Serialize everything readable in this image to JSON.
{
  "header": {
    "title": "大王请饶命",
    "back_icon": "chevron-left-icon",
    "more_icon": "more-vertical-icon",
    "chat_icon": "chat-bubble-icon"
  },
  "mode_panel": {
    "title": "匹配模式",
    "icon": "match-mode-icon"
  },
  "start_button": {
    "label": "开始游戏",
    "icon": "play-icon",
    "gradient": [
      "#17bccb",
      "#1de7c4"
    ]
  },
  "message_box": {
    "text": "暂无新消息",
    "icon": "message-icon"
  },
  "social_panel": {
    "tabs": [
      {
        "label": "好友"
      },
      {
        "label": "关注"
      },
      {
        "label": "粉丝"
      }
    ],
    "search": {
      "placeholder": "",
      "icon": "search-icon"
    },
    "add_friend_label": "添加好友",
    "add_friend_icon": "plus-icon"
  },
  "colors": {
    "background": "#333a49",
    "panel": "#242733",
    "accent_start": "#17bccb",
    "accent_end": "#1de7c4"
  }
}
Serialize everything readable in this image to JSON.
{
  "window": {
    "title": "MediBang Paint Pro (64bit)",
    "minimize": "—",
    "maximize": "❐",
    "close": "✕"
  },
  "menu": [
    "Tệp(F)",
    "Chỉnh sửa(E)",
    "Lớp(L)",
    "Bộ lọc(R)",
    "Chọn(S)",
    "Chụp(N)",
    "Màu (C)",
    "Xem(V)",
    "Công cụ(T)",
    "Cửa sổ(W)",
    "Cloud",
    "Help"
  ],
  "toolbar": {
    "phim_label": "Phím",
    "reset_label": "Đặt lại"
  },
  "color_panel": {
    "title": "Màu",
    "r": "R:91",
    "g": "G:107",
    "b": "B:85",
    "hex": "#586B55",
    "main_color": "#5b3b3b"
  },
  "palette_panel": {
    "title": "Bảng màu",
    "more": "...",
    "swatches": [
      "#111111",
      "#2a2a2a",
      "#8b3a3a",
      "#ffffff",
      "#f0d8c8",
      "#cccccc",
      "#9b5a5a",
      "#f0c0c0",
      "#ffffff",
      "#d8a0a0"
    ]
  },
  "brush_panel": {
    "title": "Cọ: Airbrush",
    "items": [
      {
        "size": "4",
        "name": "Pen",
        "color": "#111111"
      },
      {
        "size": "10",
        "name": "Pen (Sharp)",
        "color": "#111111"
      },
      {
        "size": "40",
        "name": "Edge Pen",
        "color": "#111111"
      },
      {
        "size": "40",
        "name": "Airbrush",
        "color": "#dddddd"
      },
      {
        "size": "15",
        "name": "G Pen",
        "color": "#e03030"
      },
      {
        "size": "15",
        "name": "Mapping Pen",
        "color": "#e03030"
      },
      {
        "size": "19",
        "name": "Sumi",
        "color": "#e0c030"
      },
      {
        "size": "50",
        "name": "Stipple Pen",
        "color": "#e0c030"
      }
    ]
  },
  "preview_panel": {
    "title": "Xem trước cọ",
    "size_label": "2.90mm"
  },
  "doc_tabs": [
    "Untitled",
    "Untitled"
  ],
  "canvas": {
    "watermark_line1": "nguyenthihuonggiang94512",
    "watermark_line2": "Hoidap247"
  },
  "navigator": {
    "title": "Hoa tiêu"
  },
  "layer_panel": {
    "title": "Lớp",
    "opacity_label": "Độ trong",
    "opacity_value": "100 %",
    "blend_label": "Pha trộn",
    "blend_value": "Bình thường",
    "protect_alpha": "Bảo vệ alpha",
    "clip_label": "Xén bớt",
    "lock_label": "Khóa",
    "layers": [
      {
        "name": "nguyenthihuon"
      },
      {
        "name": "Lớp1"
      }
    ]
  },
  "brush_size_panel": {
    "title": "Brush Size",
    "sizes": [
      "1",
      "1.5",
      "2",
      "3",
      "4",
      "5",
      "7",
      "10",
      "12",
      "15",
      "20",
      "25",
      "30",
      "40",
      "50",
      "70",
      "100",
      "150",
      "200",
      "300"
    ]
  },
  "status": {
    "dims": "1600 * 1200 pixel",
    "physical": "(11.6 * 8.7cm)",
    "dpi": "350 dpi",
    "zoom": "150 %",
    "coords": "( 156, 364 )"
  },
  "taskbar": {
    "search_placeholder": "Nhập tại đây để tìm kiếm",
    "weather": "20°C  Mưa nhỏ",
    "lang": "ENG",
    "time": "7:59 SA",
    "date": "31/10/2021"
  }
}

◆ ◆ ◆ ◆

Directive: Transcribe the full listing above without leaving anything out.

Exercise answer:
Serialize everything readable in this image to JSON.
{
  "header": {
    "title": "大王请饶命",
    "back_icon": "chevron-left-icon",
    "more_icon": "more-vertical-icon",
    "chat_icon": "chat-bubble-icon"
  },
  "mode_panel": {
    "title": "匹配模式",
    "icon": "match-mode-icon"
  },
  "start_button": {
    "label": "开始游戏",
    "icon": "play-icon",
    "gradient": [
      "#17bccb",
      "#1de7c4"
    ]
  },
  "message_box": {
    "text": "暂无新消息",
    "icon": "message-icon"
  },
  "social_panel": {
    "tabs": [
      {
        "label": "好友"
      },
      {
        "label": "关注"
      },
      {
        "label": "粉丝"
      }
    ],
    "search": {
      "placeholder": "",
      "icon": "search-icon"
    },
    "add_friend_label": "添加好友",
    "add_friend_icon": "plus-icon"
  },
  "colors": {
    "background": "#333a49",
    "panel": "#242733",
    "accent_start": "#17bccb",
    "accent_end": "#1de7c4"
  }
}
Serialize everything readable in this image to JSON.
{
  "window": {
    "title": "MediBang Paint Pro (64bit)",
    "minimize": "—",
    "maximize": "❐",
    "close": "✕"
  },
  "menu": [
    "Tệp(F)",
    "Chỉnh sửa(E)",
    "Lớp(L)",
    "Bộ lọc(R)",
    "Chọn(S)",
    "Chụp(N)",
    "Màu (C)",
    "Xem(V)",
    "Công cụ(T)",
    "Cửa sổ(W)",
    "Cloud",
    "Help"
  ],
  "toolbar": {
    "phim_label": "Phím",
    "reset_label": "Đặt lại"
  },
  "color_panel": {
    "title": "Màu",
    "r": "R:91",
    "g": "G:107",
    "b": "B:85",
    "hex": "#586B55",
    "main_color": "#5b3b3b"
  },
  "palette_panel": {
    "title": "Bảng màu",
    "more": "...",
    "swatches": [
      "#111111",
      "#2a2a2a",
      "#8b3a3a",
      "#ffffff",
      "#f0d8c8",
      "#cccccc",
      "#9b5a5a",
      "#f0c0c0",
      "#ffffff",
      "#d8a0a0"
    ]
  },
  "brush_panel": {
    "title": "Cọ: Airbrush",
    "items": [
      {
        "size": "4",
        "name": "Pen",
        "color": "#111111"
      },
      {
        "size": "10",
        "name": "Pen (Sharp)",
        "color": "#111111"
      },
      {
        "size": "40",
        "name": "Edge Pen",
        "color": "#111111"
      },
      {
        "size": "40",
        "name": "Airbrush",
        "color": "#dddddd"
      },
      {
        "size": "15",
        "name": "G Pen",
        "color": "#e03030"
      },
      {
        "size": "15",
        "name": "Mapping Pen",
        "color": "#e03030"
      },
      {
        "size": "19",
        "name": "Sumi",
        "color": "#e0c030"
      },
      {
        "size": "50",
        "name": "Stipple Pen",
        "color": "#e0c030"
      }
    ]
  },
  "preview_panel": {
    "title": "Xem trước cọ",
    "size_label": "2.90mm"
  },
  "doc_tabs": [
    "Untitled",
    "Untitled"
  ],
  "canvas": {
    "watermark_line1": "nguyenthihuonggiang94512",
    "watermark_line2": "Hoidap247"
  },
  "navigator": {
    "title": "Hoa tiêu"
  },
  "layer_panel": {
    "title": "Lớp",
    "opacity_label": "Độ trong",
    "opacity_value": "100 %",
    "blend_label": "Pha trộn",
    "blend_value": "Bình thường",
    "protect_alpha": "Bảo vệ alpha",
    "clip_label": "Xén bớt",
    "lock_label": "Khóa",
    "layers": [
      {
        "name": "nguyenthihuon"
      },
      {
        "name": "Lớp1"
      }
    ]
  },
  "brush_size_panel": {
    "title": "Brush Size",
    "sizes": [
      "1",
      "1.5",
      "2",
      "3",
      "4",
      "5",
      "7",
      "10",
      "12",
      "15",
      "20",
      "25",
      "30",
      "40",
      "50",
      "70",
      "100",
      "150",
      "200",
      "300"
    ]
  },
  "status": {
    "dims": "1600 * 1200 pixel",
    "physical": "(11.6 * 8.7cm)",
    "dpi": "350 dpi",
    "zoom": "150 %",
    "coords": "( 156, 364 )"
  },
  "taskbar": {
    "search_placeholder": "Nhập tại đây để tìm kiếm",
    "weather": "20°C  Mưa nhỏ",
    "lang": "ENG",
    "time": "7:59 SA",
    "date": "31/10/2021"
  }
}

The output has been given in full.